**WHAT TO DO:** State how many lines in these records contain the word "metal", and nothing else.

**MATERIAL FOR THIS TASK:**
** begin **

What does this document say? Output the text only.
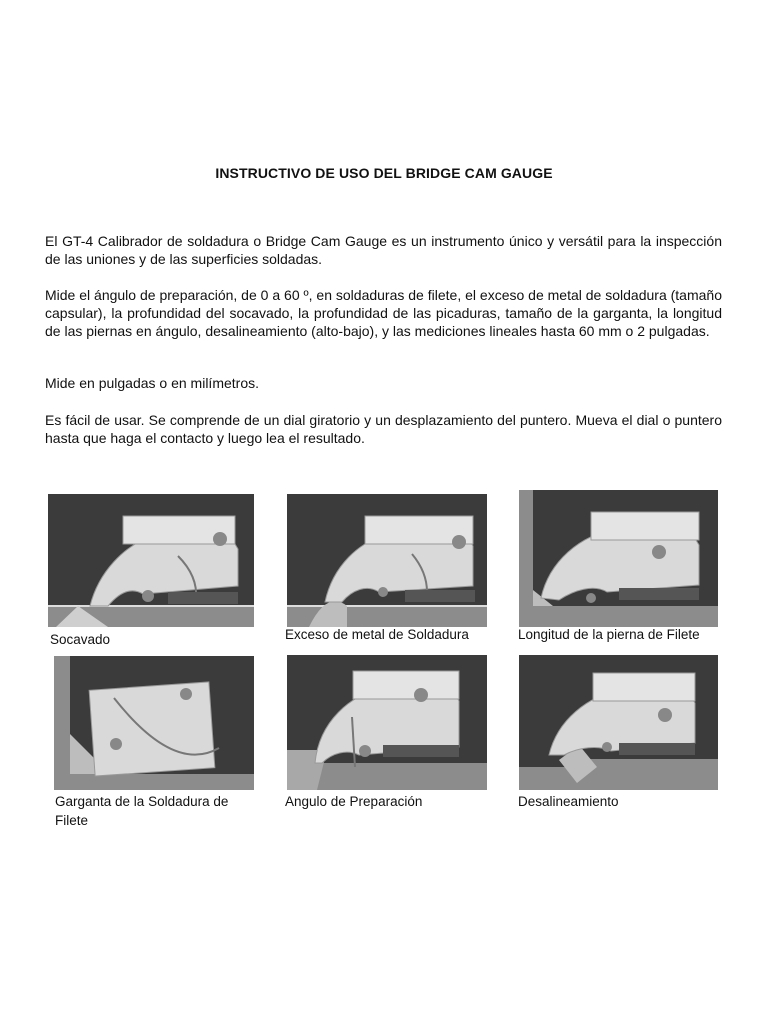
INSTRUCTIVO DE USO DEL BRIDGE CAM GAUGE

El GT-4 Calibrador de soldadura o Bridge Cam Gauge es un instrumento único y versátil para la inspección de las uniones y de las superficies soldadas.

Mide el ángulo de preparación, de 0 a 60 º, en soldaduras de filete, el exceso de metal de soldadura (tamaño capsular), la profundidad del socavado, la profundidad de las picaduras, tamaño de la garganta, la longitud de las piernas en ángulo, desalineamiento (alto-bajo), y las mediciones lineales hasta 60 mm o 2 pulgadas.

Mide en pulgadas o en milímetros.

Es fácil de usar. Se comprende de un dial giratorio y un desplazamiento del puntero. Mueva el dial o puntero hasta que haga el contacto y luego lea el resultado.

Socavado	Exceso de metal de Soldadura	Longitud de la pierna de Filete

Garganta de la Soldadura de Filete

Angulo de Preparación	Desalineamiento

** end **

**RESULT OF THIS TASK:** 2